━━━ Given records

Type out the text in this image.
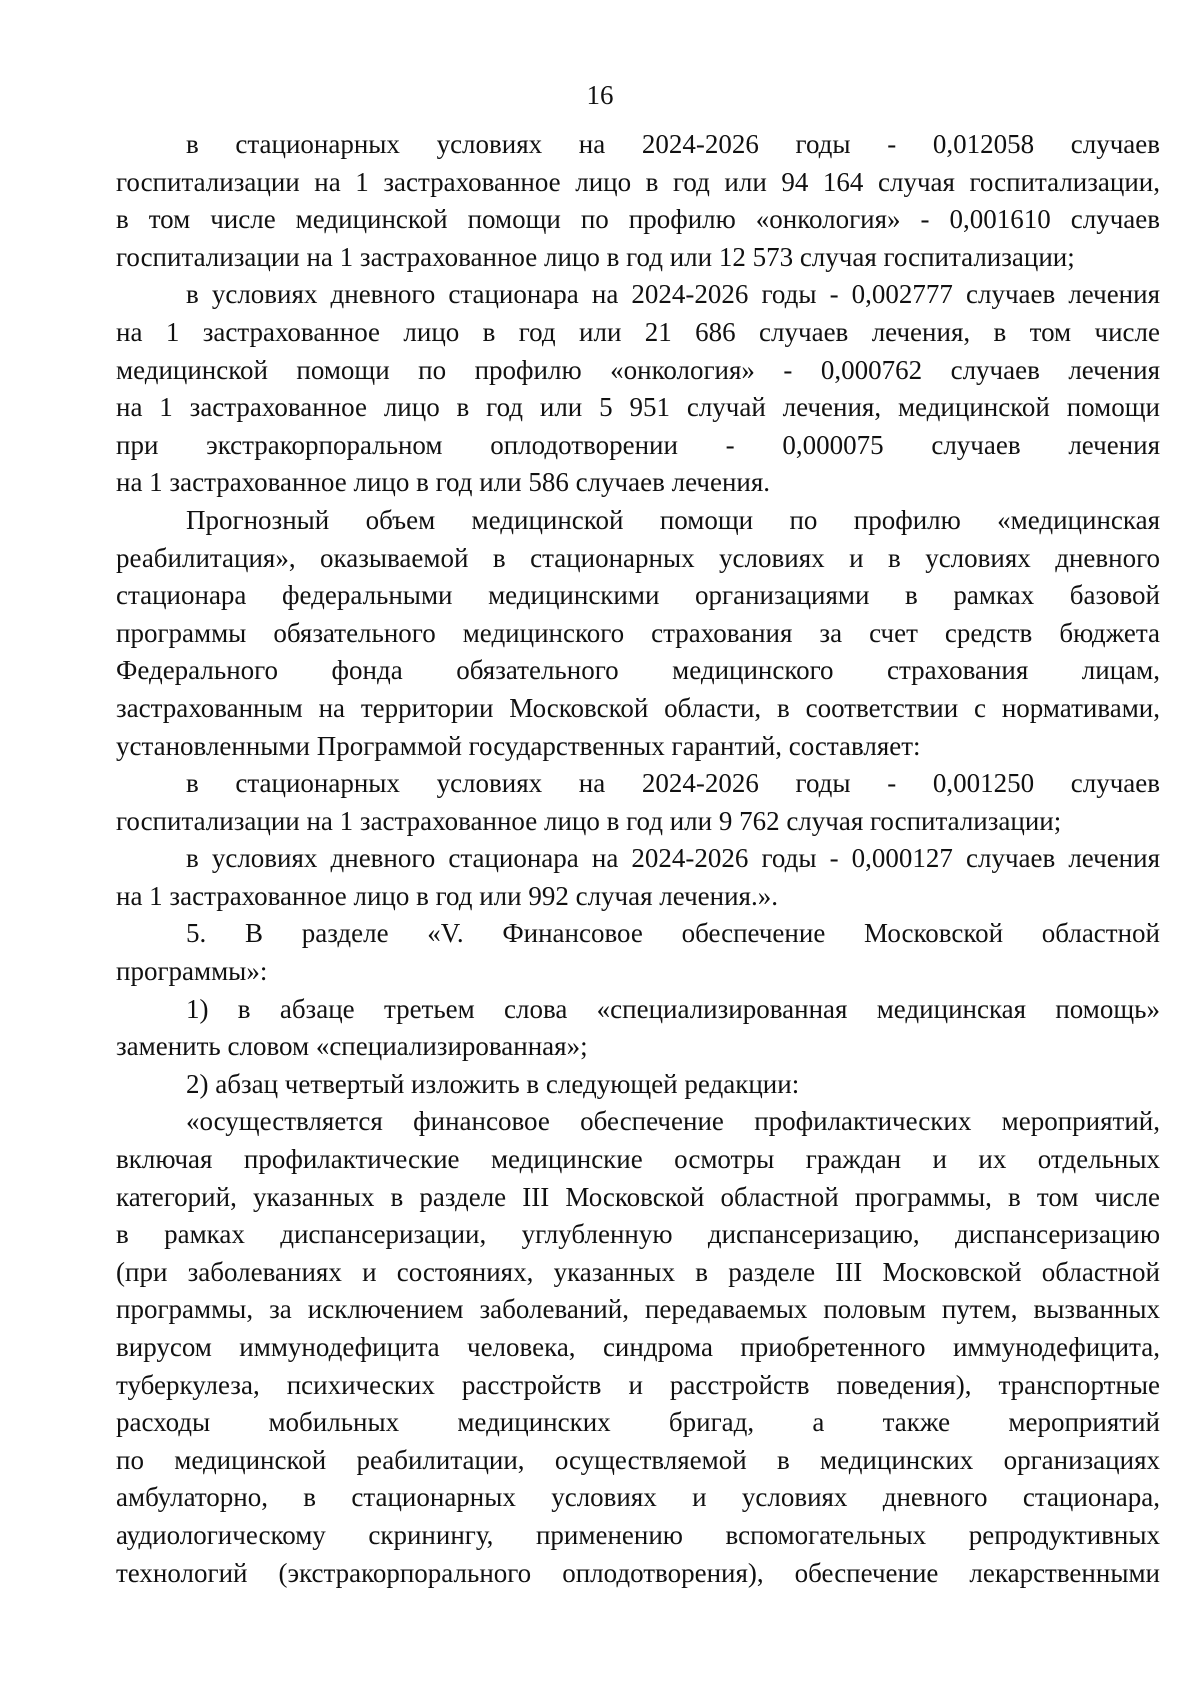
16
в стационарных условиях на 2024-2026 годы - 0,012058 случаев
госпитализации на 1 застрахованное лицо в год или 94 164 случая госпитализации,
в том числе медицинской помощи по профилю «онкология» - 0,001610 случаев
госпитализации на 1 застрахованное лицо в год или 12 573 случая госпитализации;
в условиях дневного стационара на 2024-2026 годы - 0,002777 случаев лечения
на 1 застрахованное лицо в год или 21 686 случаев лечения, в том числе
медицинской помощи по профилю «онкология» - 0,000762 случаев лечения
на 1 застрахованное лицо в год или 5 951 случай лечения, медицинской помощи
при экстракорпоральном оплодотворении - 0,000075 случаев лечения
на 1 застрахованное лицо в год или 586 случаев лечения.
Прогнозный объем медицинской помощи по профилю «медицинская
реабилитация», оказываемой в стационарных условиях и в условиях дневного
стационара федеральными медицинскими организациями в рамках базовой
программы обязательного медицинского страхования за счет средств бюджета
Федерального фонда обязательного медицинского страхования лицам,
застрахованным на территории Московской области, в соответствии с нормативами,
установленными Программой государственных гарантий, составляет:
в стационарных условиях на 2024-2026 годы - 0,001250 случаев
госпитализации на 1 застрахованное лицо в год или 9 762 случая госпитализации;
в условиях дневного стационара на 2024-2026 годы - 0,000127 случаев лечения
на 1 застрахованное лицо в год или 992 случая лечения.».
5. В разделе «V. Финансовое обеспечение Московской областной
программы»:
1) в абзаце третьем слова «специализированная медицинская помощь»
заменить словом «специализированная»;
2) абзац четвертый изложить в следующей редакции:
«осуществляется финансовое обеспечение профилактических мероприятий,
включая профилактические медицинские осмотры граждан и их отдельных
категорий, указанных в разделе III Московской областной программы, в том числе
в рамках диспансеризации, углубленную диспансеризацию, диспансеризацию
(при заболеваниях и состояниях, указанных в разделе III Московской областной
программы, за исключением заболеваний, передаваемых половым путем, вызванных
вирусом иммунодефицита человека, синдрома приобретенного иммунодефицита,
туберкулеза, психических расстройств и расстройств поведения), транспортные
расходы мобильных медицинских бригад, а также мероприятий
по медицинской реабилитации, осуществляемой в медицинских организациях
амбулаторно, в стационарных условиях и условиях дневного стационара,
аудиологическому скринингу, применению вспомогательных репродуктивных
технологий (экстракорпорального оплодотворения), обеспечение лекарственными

━━━━━━

__Your objective__:
Restate the full listing verbatim and drop every picture.

__The response__:
Type out the text in this image.
16
в стационарных условиях на 2024-2026 годы - 0,012058 случаев
госпитализации на 1 застрахованное лицо в год или 94 164 случая госпитализации,
в том числе медицинской помощи по профилю «онкология» - 0,001610 случаев
госпитализации на 1 застрахованное лицо в год или 12 573 случая госпитализации;
в условиях дневного стационара на 2024-2026 годы - 0,002777 случаев лечения
на 1 застрахованное лицо в год или 21 686 случаев лечения, в том числе
медицинской помощи по профилю «онкология» - 0,000762 случаев лечения
на 1 застрахованное лицо в год или 5 951 случай лечения, медицинской помощи
при экстракорпоральном оплодотворении - 0,000075 случаев лечения
на 1 застрахованное лицо в год или 586 случаев лечения.
Прогнозный объем медицинской помощи по профилю «медицинская
реабилитация», оказываемой в стационарных условиях и в условиях дневного
стационара федеральными медицинскими организациями в рамках базовой
программы обязательного медицинского страхования за счет средств бюджета
Федерального фонда обязательного медицинского страхования лицам,
застрахованным на территории Московской области, в соответствии с нормативами,
установленными Программой государственных гарантий, составляет:
в стационарных условиях на 2024-2026 годы - 0,001250 случаев
госпитализации на 1 застрахованное лицо в год или 9 762 случая госпитализации;
в условиях дневного стационара на 2024-2026 годы - 0,000127 случаев лечения
на 1 застрахованное лицо в год или 992 случая лечения.».
5. В разделе «V. Финансовое обеспечение Московской областной
программы»:
1) в абзаце третьем слова «специализированная медицинская помощь»
заменить словом «специализированная»;
2) абзац четвертый изложить в следующей редакции:
«осуществляется финансовое обеспечение профилактических мероприятий,
включая профилактические медицинские осмотры граждан и их отдельных
категорий, указанных в разделе III Московской областной программы, в том числе
в рамках диспансеризации, углубленную диспансеризацию, диспансеризацию
(при заболеваниях и состояниях, указанных в разделе III Московской областной
программы, за исключением заболеваний, передаваемых половым путем, вызванных
вирусом иммунодефицита человека, синдрома приобретенного иммунодефицита,
туберкулеза, психических расстройств и расстройств поведения), транспортные
расходы мобильных медицинских бригад, а также мероприятий
по медицинской реабилитации, осуществляемой в медицинских организациях
амбулаторно, в стационарных условиях и условиях дневного стационара,
аудиологическому скринингу, применению вспомогательных репродуктивных
технологий (экстракорпорального оплодотворения), обеспечение лекарственными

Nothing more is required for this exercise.